Collected data:
▽
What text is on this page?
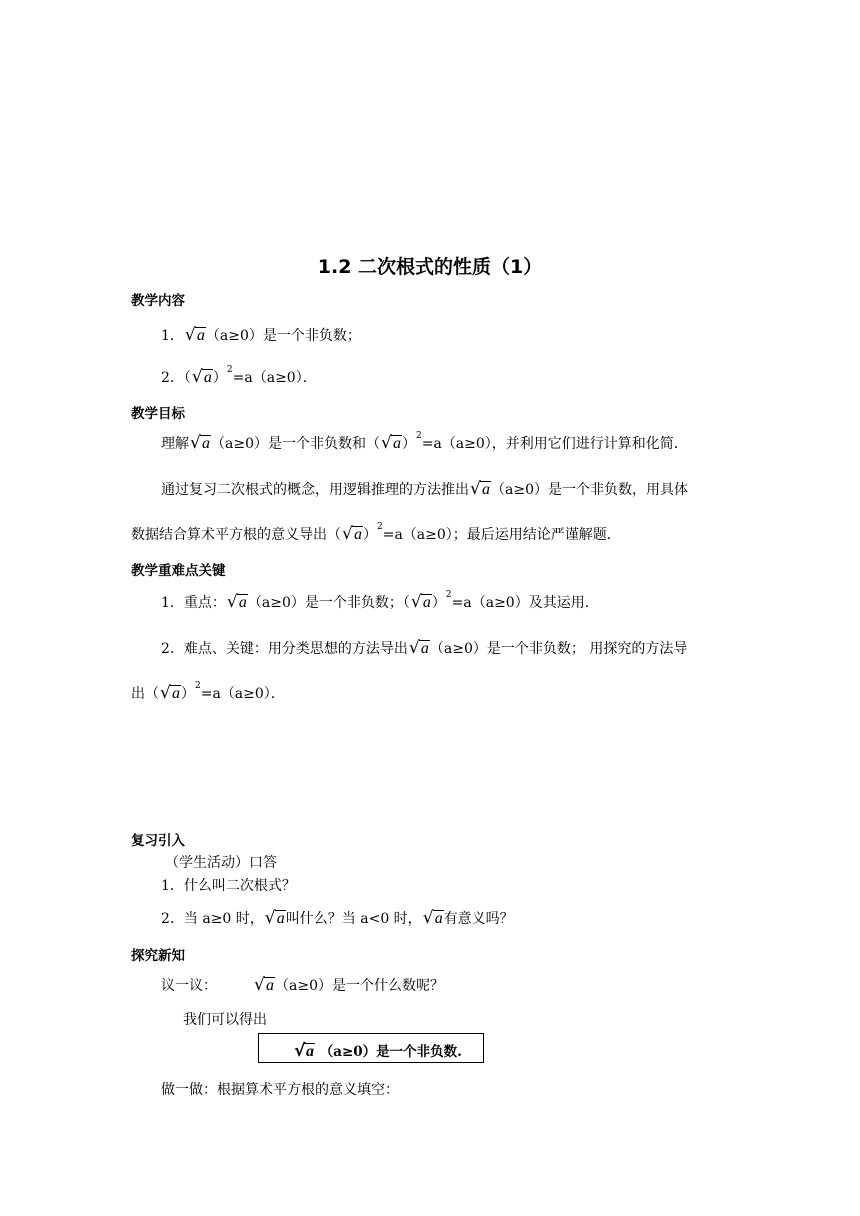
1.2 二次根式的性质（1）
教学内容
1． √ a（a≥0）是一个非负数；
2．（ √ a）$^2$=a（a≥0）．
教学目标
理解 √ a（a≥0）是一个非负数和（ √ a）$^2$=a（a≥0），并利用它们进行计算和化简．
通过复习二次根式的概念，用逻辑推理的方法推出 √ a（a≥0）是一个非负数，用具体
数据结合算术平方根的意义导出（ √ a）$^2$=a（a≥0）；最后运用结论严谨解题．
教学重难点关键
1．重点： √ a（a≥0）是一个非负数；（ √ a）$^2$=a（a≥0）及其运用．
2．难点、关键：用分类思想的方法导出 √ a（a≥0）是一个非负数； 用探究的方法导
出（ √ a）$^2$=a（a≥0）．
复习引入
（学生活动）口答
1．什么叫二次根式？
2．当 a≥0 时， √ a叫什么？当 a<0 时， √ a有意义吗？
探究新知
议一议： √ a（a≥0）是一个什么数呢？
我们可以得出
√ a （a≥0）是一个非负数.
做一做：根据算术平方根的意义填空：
△
▽
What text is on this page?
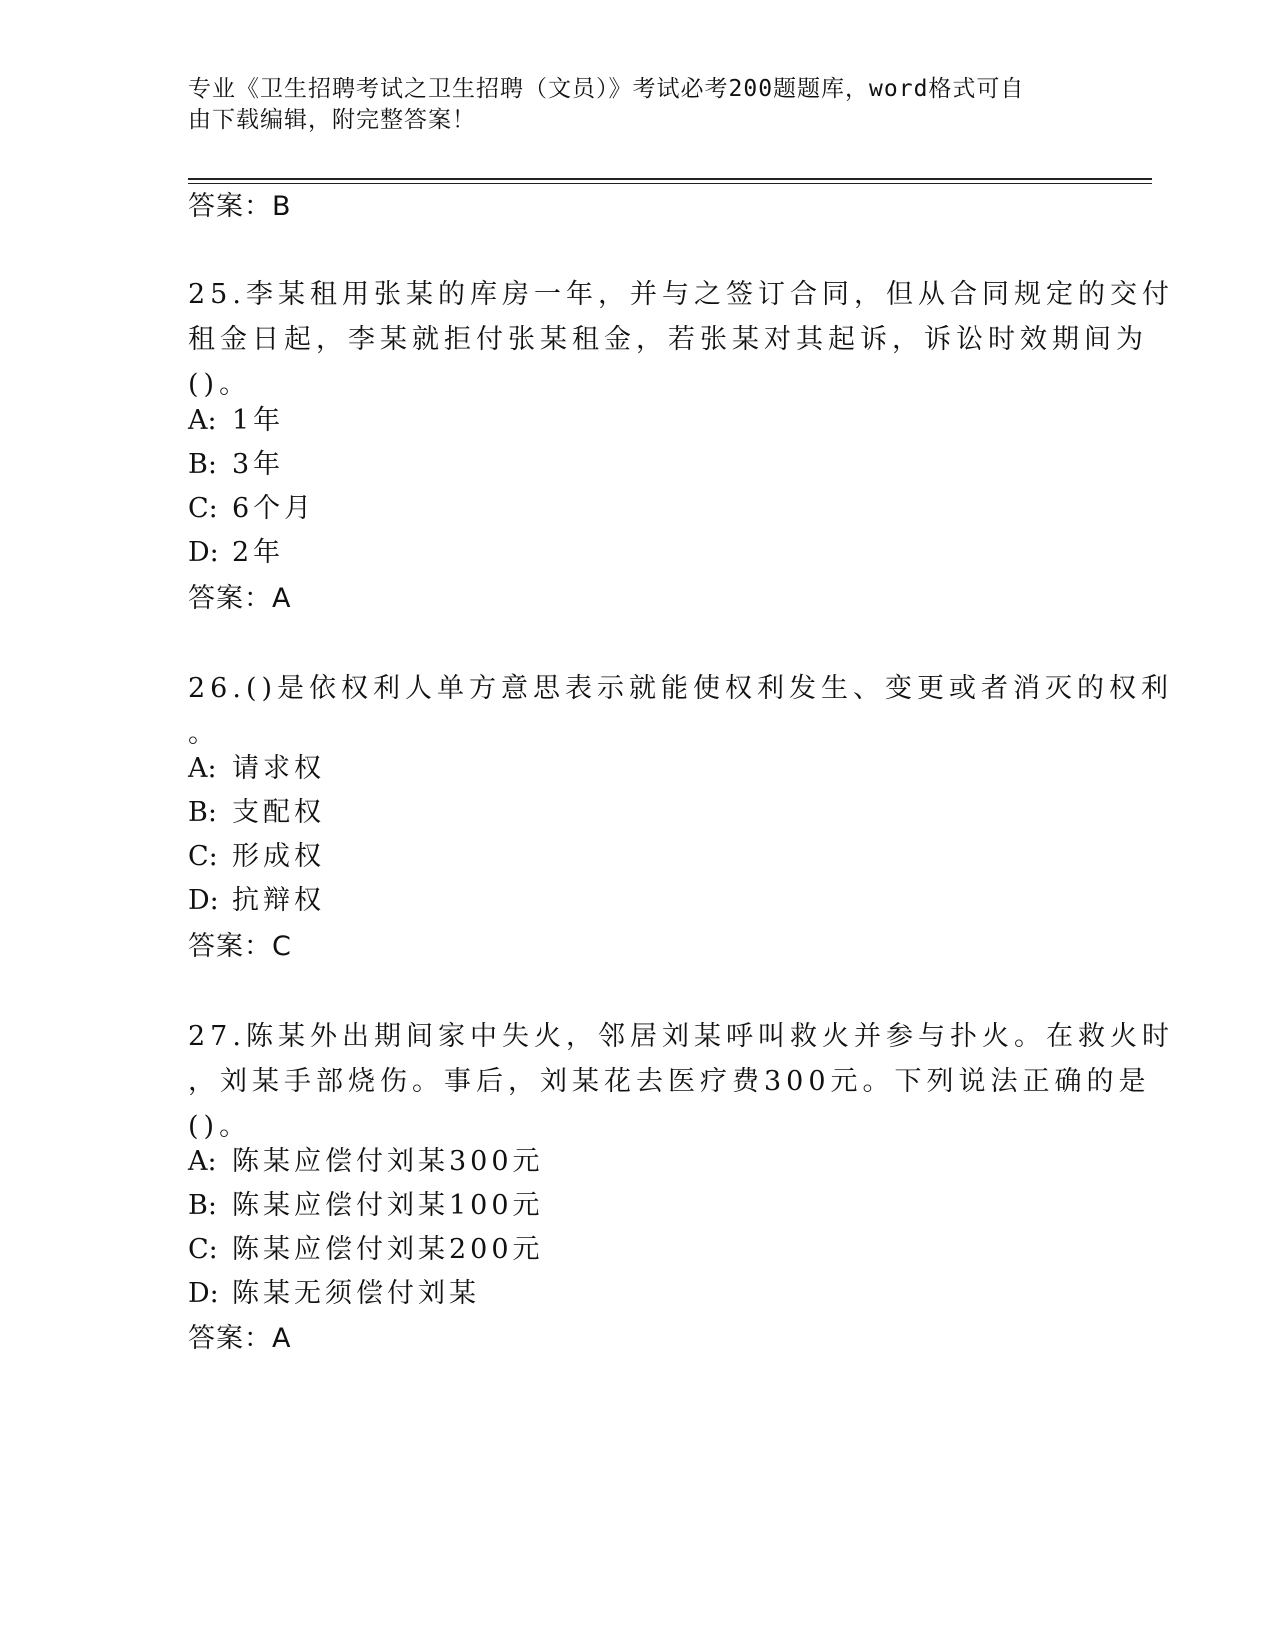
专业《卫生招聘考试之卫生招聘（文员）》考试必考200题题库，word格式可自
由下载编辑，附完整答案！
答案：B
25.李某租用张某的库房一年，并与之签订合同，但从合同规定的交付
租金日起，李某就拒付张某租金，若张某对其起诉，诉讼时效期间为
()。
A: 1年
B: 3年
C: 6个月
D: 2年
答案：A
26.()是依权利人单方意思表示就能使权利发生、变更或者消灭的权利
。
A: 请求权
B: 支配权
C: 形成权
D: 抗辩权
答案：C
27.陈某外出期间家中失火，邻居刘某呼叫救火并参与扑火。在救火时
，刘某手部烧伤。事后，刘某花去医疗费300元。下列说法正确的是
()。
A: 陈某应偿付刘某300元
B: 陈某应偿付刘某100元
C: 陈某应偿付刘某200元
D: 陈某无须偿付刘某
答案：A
△
▽
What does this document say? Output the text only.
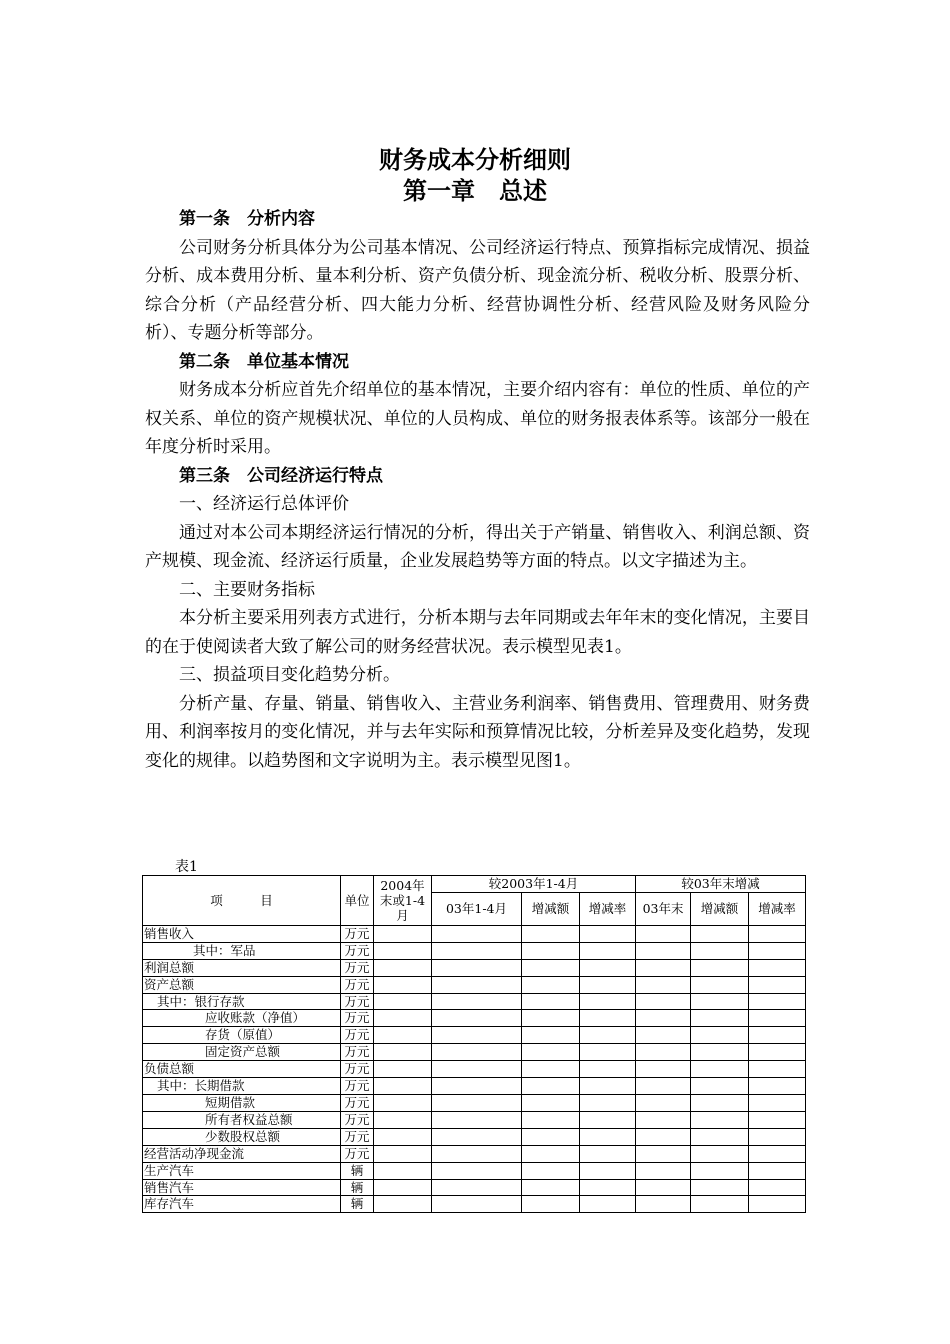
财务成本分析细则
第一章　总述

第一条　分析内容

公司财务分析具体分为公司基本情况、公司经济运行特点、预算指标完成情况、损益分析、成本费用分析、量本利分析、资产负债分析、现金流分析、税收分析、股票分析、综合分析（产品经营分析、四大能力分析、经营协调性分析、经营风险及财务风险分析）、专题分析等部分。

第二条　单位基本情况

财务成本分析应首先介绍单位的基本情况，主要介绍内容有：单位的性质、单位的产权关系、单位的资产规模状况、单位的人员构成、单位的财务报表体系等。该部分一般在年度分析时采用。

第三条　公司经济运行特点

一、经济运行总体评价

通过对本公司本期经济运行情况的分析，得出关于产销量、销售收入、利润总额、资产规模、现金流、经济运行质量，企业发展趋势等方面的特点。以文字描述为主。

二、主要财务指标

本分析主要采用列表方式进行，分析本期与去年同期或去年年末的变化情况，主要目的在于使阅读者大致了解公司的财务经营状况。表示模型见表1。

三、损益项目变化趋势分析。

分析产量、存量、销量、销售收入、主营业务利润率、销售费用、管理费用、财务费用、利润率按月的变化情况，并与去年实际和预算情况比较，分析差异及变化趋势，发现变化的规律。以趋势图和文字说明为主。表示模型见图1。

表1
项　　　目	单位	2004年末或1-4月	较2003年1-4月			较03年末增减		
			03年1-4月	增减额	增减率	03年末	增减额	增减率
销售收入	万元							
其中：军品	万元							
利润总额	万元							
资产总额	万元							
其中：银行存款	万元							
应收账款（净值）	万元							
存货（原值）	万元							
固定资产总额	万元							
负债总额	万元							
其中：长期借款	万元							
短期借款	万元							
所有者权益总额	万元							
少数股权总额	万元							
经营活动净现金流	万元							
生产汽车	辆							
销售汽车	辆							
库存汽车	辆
△
* [Requirements]: Locate the word "利润总额" in the records and collect each line it appears in.

* [Response to this exercise]:
通过对本公司本期经济运行情况的分析，得出关于产销量、销售收入、利润总额、资产规模、现金流、经济运行质量，企业发展趋势等方面的特点。以文字描述为主。
利润总额	万元							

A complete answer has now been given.